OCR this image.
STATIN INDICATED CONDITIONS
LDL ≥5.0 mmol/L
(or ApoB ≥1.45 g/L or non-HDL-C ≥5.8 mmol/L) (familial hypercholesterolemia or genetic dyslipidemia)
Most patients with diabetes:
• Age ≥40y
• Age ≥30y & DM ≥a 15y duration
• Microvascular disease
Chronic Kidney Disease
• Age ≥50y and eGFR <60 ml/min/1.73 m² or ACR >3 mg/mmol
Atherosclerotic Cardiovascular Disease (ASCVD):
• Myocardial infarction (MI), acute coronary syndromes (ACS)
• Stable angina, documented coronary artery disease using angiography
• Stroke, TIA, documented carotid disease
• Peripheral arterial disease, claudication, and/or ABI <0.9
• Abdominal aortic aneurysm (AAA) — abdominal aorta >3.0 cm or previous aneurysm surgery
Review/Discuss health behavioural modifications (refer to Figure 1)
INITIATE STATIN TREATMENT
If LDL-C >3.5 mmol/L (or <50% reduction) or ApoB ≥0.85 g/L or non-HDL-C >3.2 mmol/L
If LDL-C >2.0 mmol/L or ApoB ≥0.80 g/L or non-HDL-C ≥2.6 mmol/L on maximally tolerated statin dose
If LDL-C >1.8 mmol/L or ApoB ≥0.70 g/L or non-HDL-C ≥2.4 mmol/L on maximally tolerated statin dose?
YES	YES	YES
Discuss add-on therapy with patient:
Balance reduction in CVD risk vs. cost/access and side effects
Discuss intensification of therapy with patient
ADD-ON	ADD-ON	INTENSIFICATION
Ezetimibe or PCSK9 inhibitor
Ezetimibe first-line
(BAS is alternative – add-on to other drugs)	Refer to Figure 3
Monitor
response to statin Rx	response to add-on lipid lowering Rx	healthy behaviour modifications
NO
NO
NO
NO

════

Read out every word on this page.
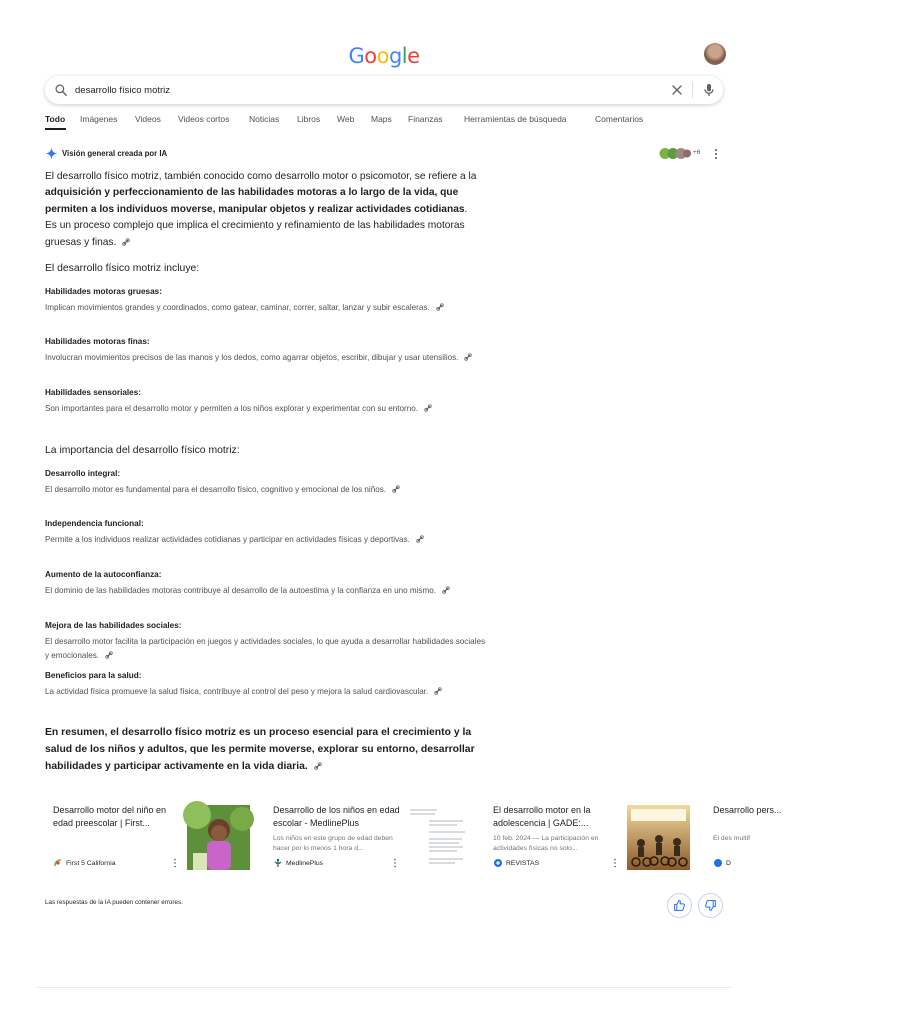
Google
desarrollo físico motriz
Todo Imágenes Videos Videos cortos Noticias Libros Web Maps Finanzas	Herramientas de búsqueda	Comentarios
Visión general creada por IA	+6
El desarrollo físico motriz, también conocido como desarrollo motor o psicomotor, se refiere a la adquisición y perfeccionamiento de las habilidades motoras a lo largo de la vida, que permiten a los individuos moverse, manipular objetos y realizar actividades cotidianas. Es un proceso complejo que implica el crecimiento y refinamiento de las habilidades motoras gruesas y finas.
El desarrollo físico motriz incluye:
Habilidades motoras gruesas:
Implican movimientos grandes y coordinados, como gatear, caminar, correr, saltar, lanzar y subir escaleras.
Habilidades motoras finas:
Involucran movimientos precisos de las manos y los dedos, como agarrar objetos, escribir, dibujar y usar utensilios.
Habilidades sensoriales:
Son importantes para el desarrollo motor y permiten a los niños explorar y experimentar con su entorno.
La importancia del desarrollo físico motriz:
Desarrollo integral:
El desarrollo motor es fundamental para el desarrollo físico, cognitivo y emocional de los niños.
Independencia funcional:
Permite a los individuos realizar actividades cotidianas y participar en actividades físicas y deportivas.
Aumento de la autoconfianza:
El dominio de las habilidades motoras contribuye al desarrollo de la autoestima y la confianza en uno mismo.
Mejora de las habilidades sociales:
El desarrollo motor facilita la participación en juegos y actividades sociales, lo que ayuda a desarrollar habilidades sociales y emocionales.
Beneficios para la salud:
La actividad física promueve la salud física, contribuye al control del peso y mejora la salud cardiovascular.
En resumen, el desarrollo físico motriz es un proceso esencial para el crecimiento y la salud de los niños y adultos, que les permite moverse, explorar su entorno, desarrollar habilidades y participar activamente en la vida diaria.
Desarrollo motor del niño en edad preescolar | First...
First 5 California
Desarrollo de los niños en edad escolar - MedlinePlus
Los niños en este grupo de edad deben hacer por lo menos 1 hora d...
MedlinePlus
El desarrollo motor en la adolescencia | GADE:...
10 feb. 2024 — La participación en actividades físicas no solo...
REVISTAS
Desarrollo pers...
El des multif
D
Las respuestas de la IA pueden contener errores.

════

When a line in the material above holds the word "realizar", count it; report only the total.

2